--- START OF Exercise data ---

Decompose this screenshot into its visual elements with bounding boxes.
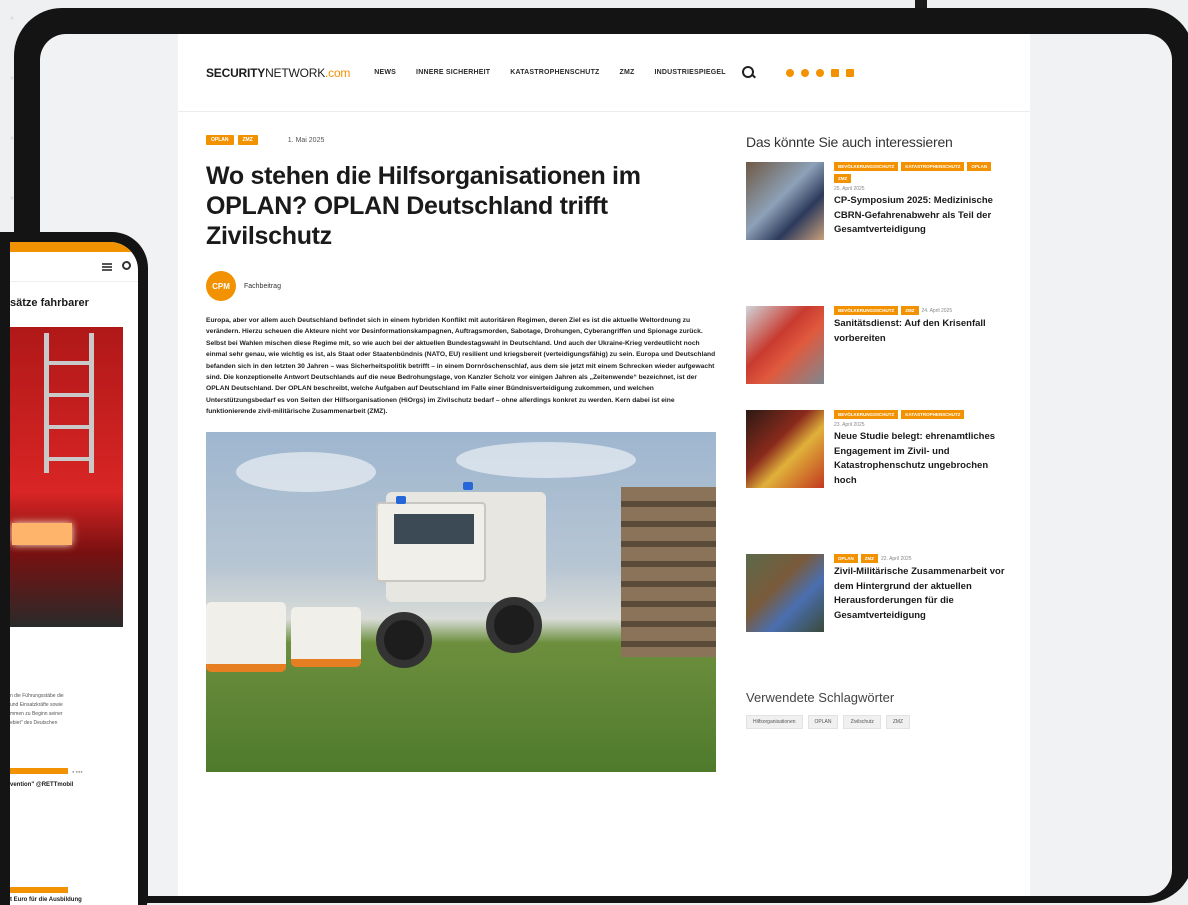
related-heading: Das könnte Sie auch interessieren	[746, 134, 953, 150]
keyword-tag[interactable]: Hilfsorganisationen	[746, 715, 803, 729]
article-body: Europa, aber vor allem auch Deutschland …	[206, 317, 716, 416]
keyword-list: Hilfsorganisationen OPLAN Zivilschutz ZM…	[746, 715, 911, 729]
article: OPLAN ZMZ 1. Mai 2025 Wo stehen die Hilf…	[206, 134, 718, 772]
phone-article-image	[10, 327, 123, 627]
related-thumbnail[interactable]	[746, 306, 824, 384]
menu-icon[interactable]	[102, 263, 112, 271]
related-tag[interactable]: BEVÖLKERUNGSSCHUTZ	[834, 410, 899, 419]
nav-item-innere-sicherheit[interactable]: INNERE SICHERHEIT	[416, 69, 490, 76]
truck-wheel	[486, 596, 542, 653]
author-name[interactable]: Fachbeitrag	[244, 283, 281, 290]
tablet-screen: SECURITYNETWORK.com NEWS INNERE SICHERHE…	[40, 34, 1172, 896]
related-title[interactable]: CP-Symposium 2025: Medizinische CBRN-Gef…	[834, 194, 1008, 238]
related-tag[interactable]: ZMZ	[901, 306, 919, 315]
keywords-heading: Verwendete Schlagwörter	[746, 690, 895, 705]
search-icon[interactable]	[741, 65, 756, 80]
truck-window	[394, 513, 474, 544]
social-links	[785, 68, 854, 77]
related-title[interactable]: Sanitätsdienst: Auf den Krisenfall vorbe…	[834, 317, 1008, 346]
related-date: 25. April 2025	[834, 186, 865, 192]
phone-related-link[interactable]: vention" @RETTmobil	[10, 782, 73, 788]
related-tag[interactable]: ZMZ	[834, 174, 852, 183]
related-tag[interactable]: BEVÖLKERUNGSSCHUTZ	[834, 306, 899, 315]
phone-tag[interactable]	[10, 887, 68, 893]
article-author: CPM Fachbeitrag	[206, 271, 718, 301]
related-item[interactable]: BEVÖLKERUNGSSCHUTZ ZMZ 24. April 2025 Sa…	[746, 306, 1008, 384]
whatsapp-icon[interactable]	[785, 68, 794, 77]
search-icon[interactable]	[122, 261, 131, 270]
vehicle-lights	[12, 523, 72, 545]
article-meta: OPLAN ZMZ 1. Mai 2025	[206, 134, 718, 146]
linkedin-icon[interactable]	[830, 68, 839, 77]
keyword-tag[interactable]: Zivilschutz	[843, 715, 881, 729]
nav-item-news[interactable]: NEWS	[374, 69, 396, 76]
rss-icon[interactable]	[845, 68, 854, 77]
phone-header	[10, 252, 138, 282]
related-tag[interactable]: OPLAN	[967, 162, 992, 171]
related-tag[interactable]: BEVÖLKERUNGSSCHUTZ	[834, 162, 899, 171]
phone-screen: sätze fahrbarer n die Führungsstäbe die …	[10, 242, 138, 905]
related-thumbnail[interactable]	[746, 554, 824, 632]
phone-tag[interactable]	[10, 768, 68, 774]
phone-date: ● ●●●	[72, 769, 83, 774]
related-title[interactable]: Zivil-Militärische Zusammenarbeit vor de…	[834, 565, 1008, 623]
nav-item-katastrophenschutz[interactable]: KATASTROPHENSCHUTZ	[510, 69, 599, 76]
related-thumbnail[interactable]	[746, 410, 824, 488]
blue-light	[396, 495, 406, 504]
ambulance-van	[291, 606, 361, 667]
related-item[interactable]: BEVÖLKERUNGSSCHUTZ KATASTROPHENSCHUTZ 23…	[746, 410, 1008, 488]
related-tag[interactable]: ZMZ	[860, 554, 878, 563]
phone-article-title: sätze fahrbarer	[10, 297, 89, 309]
instagram-icon[interactable]	[815, 68, 824, 77]
site-logo[interactable]: SECURITYNETWORK.com	[206, 66, 350, 80]
keyword-tag[interactable]: OPLAN	[807, 715, 839, 729]
cloud	[456, 441, 636, 478]
truck-wheel	[376, 611, 432, 668]
wood-pallets	[621, 486, 716, 657]
nav-item-zmz[interactable]: ZMZ	[620, 69, 635, 76]
nav-item-industriespiegel[interactable]: INDUSTRIESPIEGEL	[655, 69, 726, 76]
article-date: 1. Mai 2025	[287, 136, 325, 144]
related-item[interactable]: BEVÖLKERUNGSSCHUTZ KATASTROPHENSCHUTZ OP…	[746, 162, 1008, 240]
article-hero-image	[206, 431, 716, 772]
article-tag[interactable]: ZMZ	[237, 135, 258, 145]
phone-topbar	[10, 242, 138, 252]
phone-related-link[interactable]: t Euro für die Ausbildung	[10, 897, 82, 903]
article-title: Wo stehen die Hilfsorganisationen im OPL…	[206, 162, 641, 250]
related-sidebar: Das könnte Sie auch interessieren BEVÖLK…	[746, 134, 1008, 729]
related-title[interactable]: Neue Studie belegt: ehrenamtliches Engag…	[834, 430, 1008, 488]
related-tag[interactable]: KATASTROPHENSCHUTZ	[901, 410, 965, 419]
ambulance-van	[206, 601, 286, 672]
related-date: 24. April 2025	[921, 307, 953, 314]
related-thumbnail[interactable]	[746, 162, 824, 240]
ladder	[44, 333, 94, 473]
tablet-device: SECURITYNETWORK.com NEWS INNERE SICHERHE…	[14, 8, 1188, 903]
blue-light	[463, 481, 473, 490]
phone-article-text: n die Führungsstäbe die und Einsatzkräft…	[10, 693, 64, 726]
related-item[interactable]: OPLAN ZMZ 22. April 2025 Zivil-Militäris…	[746, 554, 1008, 632]
main-nav: NEWS INNERE SICHERHEIT KATASTROPHENSCHUT…	[374, 69, 726, 76]
web-page: SECURITYNETWORK.com NEWS INNERE SICHERHE…	[178, 34, 1030, 896]
keyword-tag[interactable]: ZMZ	[885, 715, 911, 729]
related-date: 22. April 2025	[881, 555, 912, 562]
related-tag[interactable]: KATASTROPHENSCHUTZ	[901, 162, 965, 171]
author-avatar[interactable]: CPM	[206, 271, 236, 301]
cloud	[236, 451, 376, 492]
article-tag[interactable]: OPLAN	[206, 135, 234, 145]
related-date: 23. April 2025	[834, 422, 865, 428]
facebook-icon[interactable]	[800, 68, 809, 77]
site-header: SECURITYNETWORK.com NEWS INNERE SICHERHE…	[178, 34, 1030, 112]
related-tag[interactable]: OPLAN	[834, 554, 858, 563]
phone-device: sätze fahrbarer n die Führungsstäbe die …	[0, 232, 148, 905]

--- END OF Exercise data ---

## [Objective]
Convert the lines above into a Markdown table with the columns Row and Line, giving each line its own numbered row. Skip blank lines and omit the pictures.

## [Right answer]
| Row | Line |
|---|---|
| 1 | Decompose this screenshot into its visual elements with bounding boxes. |
| 2 | related-heading: Das könnte Sie auch interessieren	[746, 134, 953, 150] |
| 3 | keyword-tag[interactable]: Hilfsorganisationen	[746, 715, 803, 729] |
| 4 | article-body: Europa, aber vor allem auch Deutschland …	[206, 317, 716, 416] |
| 5 | keyword-list: Hilfsorganisationen OPLAN Zivilschutz ZM…	[746, 715, 911, 729] |
| 6 | article: OPLAN ZMZ 1. Mai 2025 Wo stehen die Hilf…	[206, 134, 718, 772] |
| 7 | phone-article-image	[10, 327, 123, 627] |
| 8 | related-thumbnail[interactable]	[746, 306, 824, 384] |
| 9 | menu-icon[interactable]	[102, 263, 112, 271] |
| 10 | related-tag[interactable]: BEVÖLKERUNGSSCHUTZ	[834, 410, 899, 419] |
| 11 | nav-item-innere-sicherheit[interactable]: INNERE SICHERHEIT	[416, 69, 490, 76] |
| 12 | truck-wheel	[486, 596, 542, 653] |
| 13 | author-name[interactable]: Fachbeitrag	[244, 283, 281, 290] |
| 14 | tablet-screen: SECURITYNETWORK.com NEWS INNERE SICHERHE…	[40, 34, 1172, 896] |
| 15 | related-title[interactable]: CP-Symposium 2025: Medizinische CBRN-Gef…	[834, 194, 1008, 238] |
| 16 | related-tag[interactable]: ZMZ	[901, 306, 919, 315] |
| 17 | keywords-heading: Verwendete Schlagwörter	[746, 690, 895, 705] |
| 18 | search-icon[interactable]	[741, 65, 756, 80] |
| 19 | truck-window	[394, 513, 474, 544] |
| 20 | social-links	[785, 68, 854, 77] |
| 21 | related-title[interactable]: Sanitätsdienst: Auf den Krisenfall vorbe…	[834, 317, 1008, 346] |
| 22 | related-date: 25. April 2025	[834, 186, 865, 192] |
| 23 | phone-related-link[interactable]: vention" @RETTmobil	[10, 782, 73, 788] |
| 24 | related-tag[interactable]: ZMZ	[834, 174, 852, 183] |
| 25 | related-tag[interactable]: BEVÖLKERUNGSSCHUTZ	[834, 306, 899, 315] |
| 26 | phone-tag[interactable]	[10, 887, 68, 893] |
| 27 | article-author: CPM Fachbeitrag	[206, 271, 718, 301] |
| 28 | related-item[interactable]: BEVÖLKERUNGSSCHUTZ ZMZ 24. April 2025 Sa…	[746, 306, 1008, 384] |
| 29 | whatsapp-icon[interactable]	[785, 68, 794, 77] |
| 30 | search-icon[interactable]	[122, 261, 131, 270] |
| 31 | vehicle-lights	[12, 523, 72, 545] |
| 32 | article-meta: OPLAN ZMZ 1. Mai 2025	[206, 134, 718, 146] |
| 33 | linkedin-icon[interactable]	[830, 68, 839, 77] |
| 34 | keyword-tag[interactable]: Zivilschutz	[843, 715, 881, 729] |
| 35 | nav-item-news[interactable]: NEWS	[374, 69, 396, 76] |
| 36 | rss-icon[interactable]	[845, 68, 854, 77] |
| 37 | phone-header	[10, 252, 138, 282] |
| 38 | related-tag[interactable]: OPLAN	[967, 162, 992, 171] |
| 39 | related-tag[interactable]: BEVÖLKERUNGSSCHUTZ	[834, 162, 899, 171] |
| 40 | phone-screen: sätze fahrbarer n die Führungsstäbe die …	[10, 242, 138, 905] |
| 41 | related-thumbnail[interactable]	[746, 554, 824, 632] |
| 42 | phone-tag[interactable]	[10, 768, 68, 774] |
| 43 | phone-date: ● ●●●	[72, 769, 83, 774] |
| 44 | related-title[interactable]: Zivil-Militärische Zusammenarbeit vor de…	[834, 565, 1008, 623] |
| 45 | nav-item-katastrophenschutz[interactable]: KATASTROPHENSCHUTZ	[510, 69, 599, 76] |
| 46 | related-thumbnail[interactable]	[746, 410, 824, 488] |
| 47 | blue-light	[396, 495, 406, 504] |
| 48 | ambulance-van	[291, 606, 361, 667] |
| 49 | related-item[interactable]: BEVÖLKERUNGSSCHUTZ KATASTROPHENSCHUTZ 23…	[746, 410, 1008, 488] |
| 50 | related-tag[interactable]: ZMZ	[860, 554, 878, 563] |
| 51 | phone-article-title: sätze fahrbarer	[10, 297, 89, 309] |
| 52 | instagram-icon[interactable]	[815, 68, 824, 77] |
| 53 | site-logo[interactable]: SECURITYNETWORK.com	[206, 66, 350, 80] |
| 54 | keyword-tag[interactable]: OPLAN	[807, 715, 839, 729] |
| 55 | cloud	[456, 441, 636, 478] |
| 56 | truck-wheel	[376, 611, 432, 668] |
| 57 | wood-pallets	[621, 486, 716, 657] |
| 58 | nav-item-zmz[interactable]: ZMZ	[620, 69, 635, 76] |
| 59 | nav-item-industriespiegel[interactable]: INDUSTRIESPIEGEL	[655, 69, 726, 76] |
| 60 | article-date: 1. Mai 2025	[287, 136, 325, 144] |
| 61 | related-item[interactable]: BEVÖLKERUNGSSCHUTZ KATASTROPHENSCHUTZ OP…	[746, 162, 1008, 240] |
| 62 | article-hero-image	[206, 431, 716, 772] |
| 63 | article-tag[interactable]: ZMZ	[237, 135, 258, 145] |
| 64 | phone-topbar	[10, 242, 138, 252] |
| 65 | phone-related-link[interactable]: t Euro für die Ausbildung	[10, 897, 82, 903] |
| 66 | article-title: Wo stehen die Hilfsorganisationen im OPL…	[206, 162, 641, 250] |
| 67 | related-sidebar: Das könnte Sie auch interessieren BEVÖLK…	[746, 134, 1008, 729] |
| 68 | related-title[interactable]: Neue Studie belegt: ehrenamtliches Engag…	[834, 430, 1008, 488] |
| 69 | related-tag[interactable]: KATASTROPHENSCHUTZ	[901, 410, 965, 419] |
| 70 | ambulance-van	[206, 601, 286, 672] |
| 71 | related-date: 24. April 2025	[921, 307, 953, 314] |
| 72 | related-thumbnail[interactable]	[746, 162, 824, 240] |
| 73 | ladder	[44, 333, 94, 473] |
| 74 | tablet-device: SECURITYNETWORK.com NEWS INNERE SICHERHE…	[14, 8, 1188, 903] |
| 75 | blue-light	[463, 481, 473, 490] |
| 76 | phone-article-text: n die Führungsstäbe die und Einsatzkräft…	[10, 693, 64, 726] |
| 77 | related-item[interactable]: OPLAN ZMZ 22. April 2025 Zivil-Militäris…	[746, 554, 1008, 632] |
| 78 | main-nav: NEWS INNERE SICHERHEIT KATASTROPHENSCHUT…	[374, 69, 726, 76] |
| 79 | web-page: SECURITYNETWORK.com NEWS INNERE SICHERHE…	[178, 34, 1030, 896] |
| 80 | keyword-tag[interactable]: ZMZ	[885, 715, 911, 729] |
| 81 | related-date: 22. April 2025	[881, 555, 912, 562] |
| 82 | related-tag[interactable]: KATASTROPHENSCHUTZ	[901, 162, 965, 171] |
| 83 | author-avatar[interactable]: CPM	[206, 271, 236, 301] |
| 84 | cloud	[236, 451, 376, 492] |
| 85 | article-tag[interactable]: OPLAN	[206, 135, 234, 145] |
| 86 | related-date: 23. April 2025	[834, 422, 865, 428] |
| 87 | facebook-icon[interactable]	[800, 68, 809, 77] |
| 88 | site-header: SECURITYNETWORK.com NEWS INNERE SICHERHE…	[178, 34, 1030, 112] |
| 89 | related-tag[interactable]: OPLAN	[834, 554, 858, 563] |
| 90 | phone-device: sätze fahrbarer n die Führungsstäbe die …	[0, 232, 148, 905] |